BRANO FORNITO:
E i singoli Stati non devono ignorarlo se non vogliono disfarsi tra nazionalismi e calcoli economici
Quel pensiero ci raccoglie insieme, è la nostra radice e ha informato di sé la storia e il destino dell’Occidente
Oggi Atene grida al mondo che l’unità del denaro non produce di per sé alcuna comunità politica
di Massimo Cacciari
Può l’Europa fare a meno della Grecia? Se la domanda fosse stata rivolta a uno qualsiasi dei protagonisti della cultura europea almeno dal Petrarca in poi, questi neppure ne avrebbe compreso il significato. La patria di Europa è l’Ellade, la “migliore patria”, avrebbe risposto, come verrà chiamata da Wilhelm von Humboldt, fondatore dell’Università di Berlino. Filologia e filosofia si accompagnano, magari confliggendo tra loro, nel dar ragione di questa spirituale figliolanza. Non si tratta affatto di vaghe nostalgie per perdute bellezze, né di sedentaria erudizione per un presunto glorioso passato, coltivate da letterati in vacua polemica con il primato di Scienza e Tecnica. Oltre le differenze di tradizione, costumi, lingue e confessioni religiose che costituiscono l’arcipelago d’Europa, oltre l’appartenenza di ciascuno a una o all’altra delle sue “isole”, si comprende che il logos greco ne è portante radice, che non si intende il proprio parlare, che si sarà parlati soltanto, se non restiamo in colloquio con esso. Quel logos ci raccoglie insieme e ha informato di sé la storia,il destino di Europa. Ciò vale per pensatori e movimenti culturali opposti, per Hegel come per Nietzsche.Vale per scienziati come Schroedinger, Heisenberg, Pauli. Vale anche per coloro che si sforzano di pensare ciò che nella civiltà europea resterebbe non-pensato o in-audito: anche costoro non possono costruire la propria visione che nel confronto con quella greca classica. Per la cultura europea, dall’Umanesimo alle catastrofi del Novecento, la memoria della “migliore patria” è tutta attiva e immaginativa: non si dà formazione, non può essere pensata costruzione-educazione della persona umana nella integrità e complessità delle sue dimensioni senza l’interiorizzazione dei valori che in essa avrebbero trovato la più perfetta espressione. Un grande filosofo, Edmund Husserl, li ha riassunti in una potente prospettiva: nulla accogliere come quieto presupposto, tutto interrogare, procedere per pure evidenze razionali, regolare la propria stessa vita secondo norme razionali, volere che il mondo si trasfiguri teleologicamente in un prodotto della vita di questo stesso sapere. Una follia? Forse — ma una follia che ha veramente finito col dominare il mondo. Eurocentrismo? Certamente — ma autore dell’occidentalizzazione dell’intero pianeta.

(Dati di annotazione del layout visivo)
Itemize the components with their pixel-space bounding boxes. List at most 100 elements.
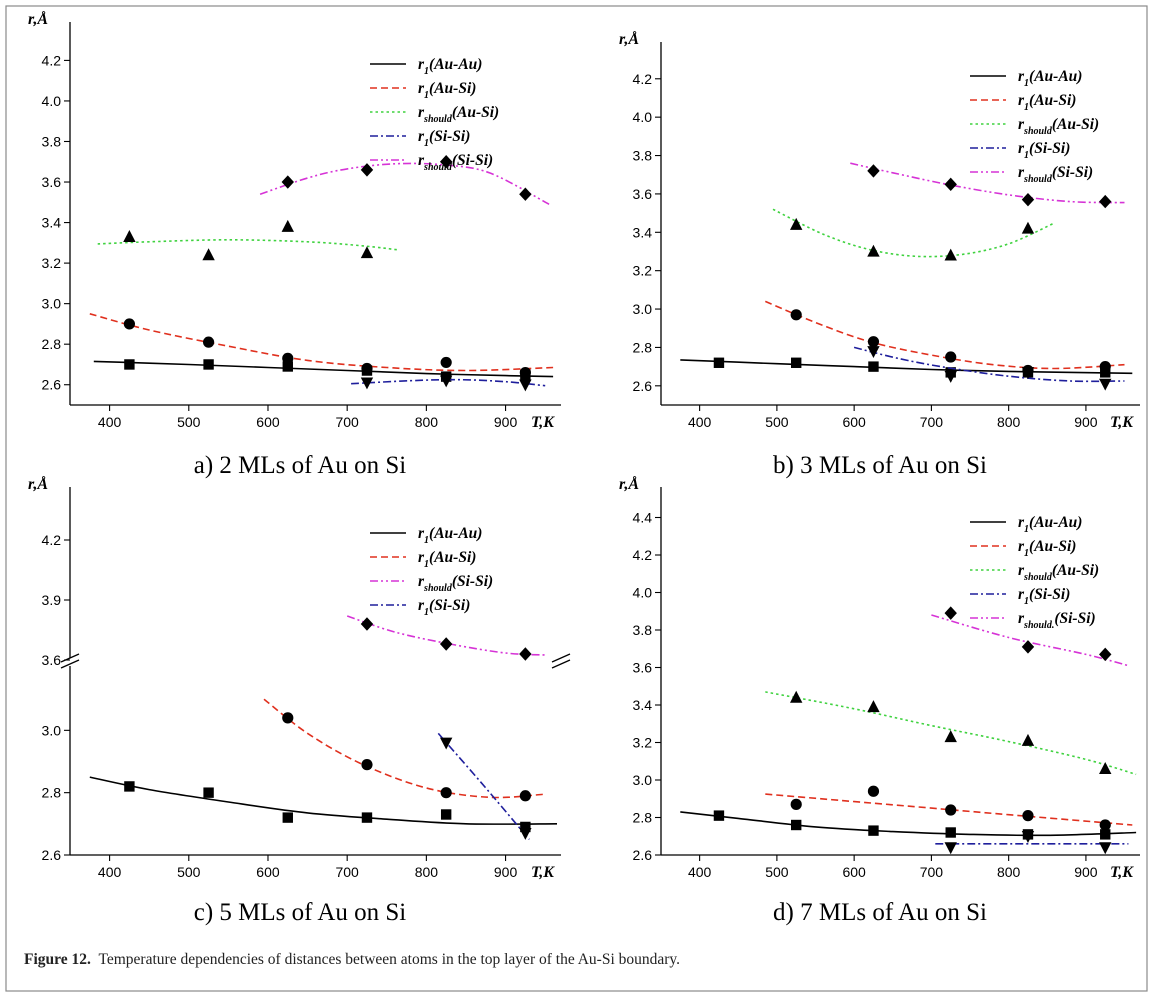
marker-diamond	[867, 164, 880, 178]
x-tick-label: 700	[920, 414, 944, 430]
legend-label-pair: (Si-Si)	[1054, 610, 1095, 627]
marker-square	[945, 827, 956, 838]
legend-label-base: r	[418, 80, 425, 97]
marker-triangle-down	[360, 377, 374, 390]
fit-line	[437, 732, 530, 840]
legend-label: r1(Au-Au)	[418, 525, 482, 546]
fit-line	[263, 698, 546, 799]
legend-label-subscript: 1	[1024, 524, 1029, 535]
fit-line	[89, 776, 558, 825]
legend-label-subscript: 1	[424, 559, 429, 570]
x-axis-label: T,K	[531, 414, 555, 431]
y-tick-label: 3.2	[42, 255, 62, 271]
x-tick-label: 900	[1074, 414, 1098, 430]
x-tick-label: 800	[415, 864, 439, 880]
series-si-si	[853, 346, 1125, 391]
marker-triangle-down	[944, 842, 957, 855]
x-tick-label: 900	[494, 864, 518, 880]
axis-break-slash	[551, 653, 571, 663]
legend-label: r1(Au-Si)	[418, 80, 476, 101]
marker-square	[124, 359, 135, 370]
legend-label-base: r	[418, 56, 425, 73]
marker-circle	[945, 351, 957, 363]
chart-panels: 400 500 600 700 800 900 T,K 2.6 2.8 3.0 3.2 3.4 3.6 3…	[28, 10, 1140, 926]
fit-line	[259, 162, 550, 206]
marker-triangle-down	[439, 375, 453, 388]
legend-label-base: r	[1018, 610, 1025, 627]
marker-diamond	[360, 163, 374, 177]
legend-label: rshould(Au-Si)	[1018, 562, 1099, 583]
y-tick-label: 3.8	[633, 148, 653, 164]
series-au-si	[89, 313, 554, 379]
legend-label-pair: (Si-Si)	[429, 597, 470, 614]
y-axis-label: r,Å	[619, 30, 639, 48]
marker-square	[791, 819, 802, 831]
legend-label-pair: (Au-Si)	[1052, 562, 1099, 579]
series-should-au-si	[765, 690, 1137, 776]
marker-diamond	[1021, 192, 1035, 207]
legend-label: r1(Au-Si)	[1018, 538, 1076, 559]
y-tick-label: 3.2	[633, 735, 653, 751]
y-tick-label: 2.6	[633, 378, 653, 394]
legend-label: r1(Au-Au)	[1018, 514, 1082, 535]
x-axis-label: T,K	[1110, 864, 1134, 881]
x-tick-label: 400	[688, 414, 712, 430]
legend-label: rshould(Si-Si)	[418, 152, 493, 173]
legend-label-pair: (Au-Au)	[429, 56, 482, 73]
marker-square	[868, 825, 879, 836]
y-tick-label: 4.0	[42, 93, 62, 109]
marker-square	[282, 812, 293, 823]
legend-label-subscript: should	[1023, 572, 1053, 583]
x-tick-label: 400	[98, 864, 122, 880]
axis-break-slash	[551, 659, 571, 669]
y-tick-label: 3.9	[42, 592, 62, 608]
axis-break-slash	[60, 659, 80, 669]
legend-label-pair: (Si-Si)	[429, 128, 470, 145]
y-tick-label: 4.2	[42, 532, 62, 548]
legend-label-base: r	[1018, 562, 1025, 579]
legend-label-pair: (Au-Si)	[429, 80, 476, 97]
marker-circle	[361, 759, 373, 771]
fit-line	[765, 691, 1137, 776]
fit-line	[97, 238, 399, 251]
marker-square	[713, 357, 725, 368]
legend-label-base: r	[418, 573, 425, 590]
marker-triangle-up	[360, 246, 374, 259]
legend-label-base: r	[1018, 164, 1025, 181]
y-tick-label: 4.0	[633, 109, 653, 125]
axis-break-gap	[62, 658, 78, 666]
y-tick-label: 3.0	[42, 296, 62, 312]
y-tick-label: 2.6	[42, 847, 62, 863]
marker-triangle-down	[1099, 842, 1112, 855]
marker-circle	[1099, 361, 1111, 373]
legend-label-base: r	[1018, 586, 1025, 603]
marker-circle	[440, 787, 452, 799]
marker-square	[868, 361, 879, 372]
marker-triangle-down	[519, 379, 532, 392]
marker-diamond	[439, 155, 453, 169]
legend-label-pair: (Au-Au)	[1029, 68, 1082, 85]
legend-label: rshould(Au-Si)	[1018, 116, 1099, 137]
y-tick-label: 3.6	[42, 174, 62, 190]
marker-diamond	[944, 177, 957, 192]
marker-triangle-up	[1099, 762, 1112, 774]
y-tick-label: 4.0	[633, 585, 653, 601]
legend-label: r1(Si-Si)	[1018, 586, 1070, 607]
x-tick-label: 500	[765, 864, 789, 880]
marker-triangle-down	[1099, 378, 1112, 391]
legend-label-pair: (Si-Si)	[1029, 140, 1070, 157]
legend-label-base: r	[418, 152, 425, 169]
figure-frame	[5, 5, 1148, 992]
marker-triangle-up	[790, 217, 803, 230]
marker-circle	[1099, 819, 1111, 831]
series-si-si	[351, 375, 546, 392]
legend-label-pair: (Au-Au)	[1029, 514, 1082, 531]
y-axis-label: r,Å	[28, 10, 48, 28]
y-tick-label: 3.8	[633, 622, 653, 638]
y-tick-label: 4.2	[633, 71, 653, 87]
y-tick-label: 2.8	[42, 336, 62, 352]
fit-line	[850, 162, 1125, 204]
x-tick-label: 700	[920, 864, 944, 880]
legend-label-base: r	[418, 525, 425, 542]
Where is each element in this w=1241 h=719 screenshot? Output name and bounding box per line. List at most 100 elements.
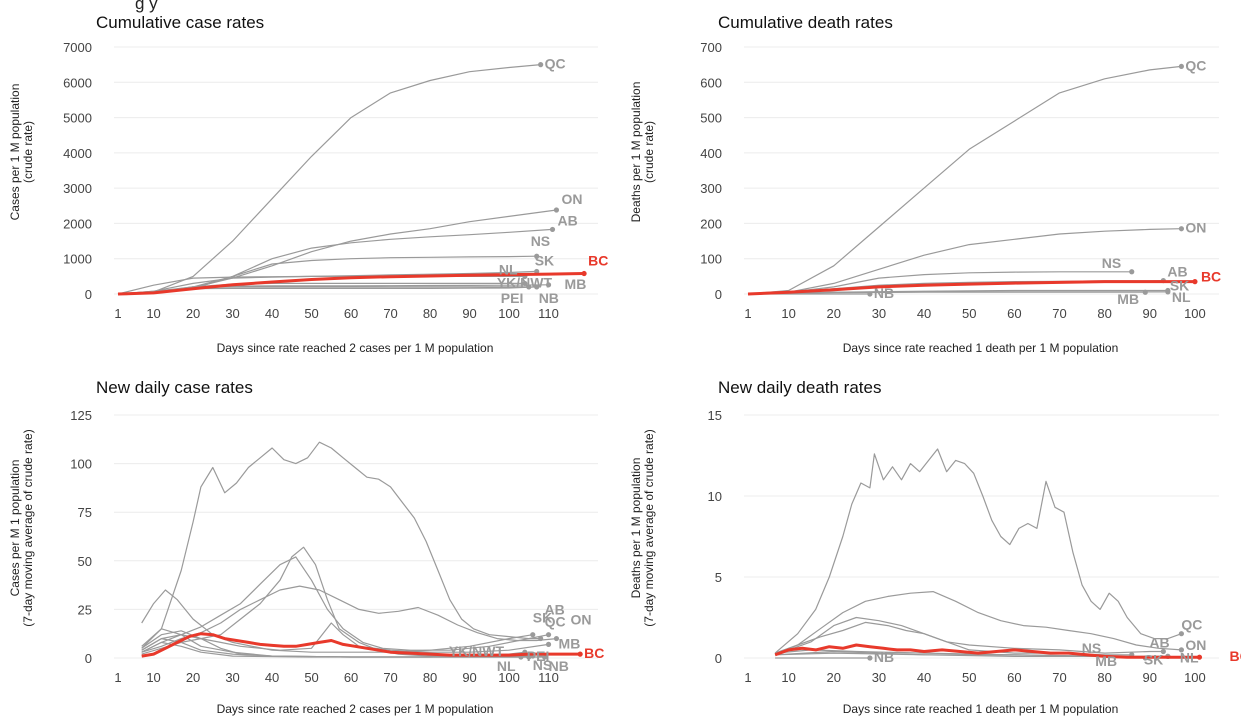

COSA FARE:
A - Nel brano sulla Grecia e l'Europa, riscrivi in forma di elenco puntato il paragrafo che comincia con "Può l’Europa fare a meno della Grecia?", mantenendone i fatti principali.
B - Prosegui il brano sulla Grecia e l'Europa a partire dalla sua ultima frase.

RISULTATI:
A -
- Per i protagonisti della cultura europea, almeno dal Petrarca in poi, chiedersi se l'Europa possa fare a meno della Grecia non avrebbe avuto senso. La patria d'Europa è l'Ellade, la "migliore patria" secondo Wilhelm von Humboldt.
- Non si tratta di nostalgia né di erudizione. Al di là delle differenze di tradizioni, costumi, lingue e confessioni religiose, il logos greco è la radice comune che ha informato la storia e il destino d'Europa.
- Questo vale per pensatori opposti come Hegel e Nietzsche e per scienziati come Schroedinger, Heisenberg e Pauli. Vale anche per chi cerca ciò che nella civiltà europea resterebbe non-pensato.
- Dall'Umanesimo alle catastrofi del Novecento, la formazione della persona non è pensabile senza interiorizzare i valori greci.
- Husserl li riassume così: non accogliere nulla come presupposto, interrogare tutto, procedere per evidenze razionali, regolare la propria vita secondo norme razionali e volere che il mondo si trasfiguri nel prodotto di questo sapere.
- Forse è una follia, ma ha finito col dominare il mondo. È eurocentrismo, ma ha prodotto l'occidentalizzazione dell'intero pianeta.

B -
La Grecia non assume più per noi alcun rilievo culturale e simbolico? Possiamo ormai contemplarla come l’Iperione di Hölderlin dalle cime dell’istmo di Coritno: «lontani e morti sono coloro che ho amato, nessuna voce mi porta più notizie di loro»? Come è spiegabile un simile sradicamento? L’anima bella “progressista” risponde con estrema facilità: quell’idea di formazione che aveva la Grecia al suo centro era manifestamente elitaria, anti-democratica; la sua fine coincide con l’affermazione dei movimenti di massa sulla scena politica europea. Io credo che la risposta sia ancora più semplice, ma estremamente più dolorosa. Tra l’ora attuale( noi, i “moderni”!) e la “patria migliore” c’è il suicidio d’Europa attraverso due guerre mondiali. L’oblio dell’Ellade è il segno evidente della fine d’Europa come grande potenza. Si badi: grande potenza è anche lo Stato o la confederazione di Stati che intendano diventarlo. Essi dovranno, infatti, dotarsi tanto di armi politiche ed economiche quanto di una strategia volta alla formazione di classe dirigente e di una cultura egemonica. Sempre così è stato e sempre così avverrà. Quando vent’anni fa scrivevo Geofilosofia dell’Europa e L’Arcipelago ancora speravo che questo arduo cammino si potesse intraprendere. E ci si risparmi la fatica di ripetere che non è affatto necessario che ciò si realizzi nel senso di una volontà di potenza sopraffattrice. L’Europa può ora pensare di dimenticare la Grecia, perché rinuncia a svolgere una grande politica, la quale può fondarsi soltanto sulla coscienza di costituire un’unità di distinti, aventi comune provenienza e comune destino. Se questa coscienza vi fosse stata, avremmo avuto una politica mediterranea, piani strategici di sostegno economico per i Paesi dell’altra sponda, un ruolo attivo in tutte le crisi mediorientali. E avremmo avuto grandi interventi comunitari per la formazione, gli investimenti in ricerca, l’occupazione giovanile. Tutto si tiene. Una comunità di popoli capace di svolgere un ruolo politico globale non può non avere memoria viva di sé, memoria di ciò che essa è nella sua storia, e non di un morto passato.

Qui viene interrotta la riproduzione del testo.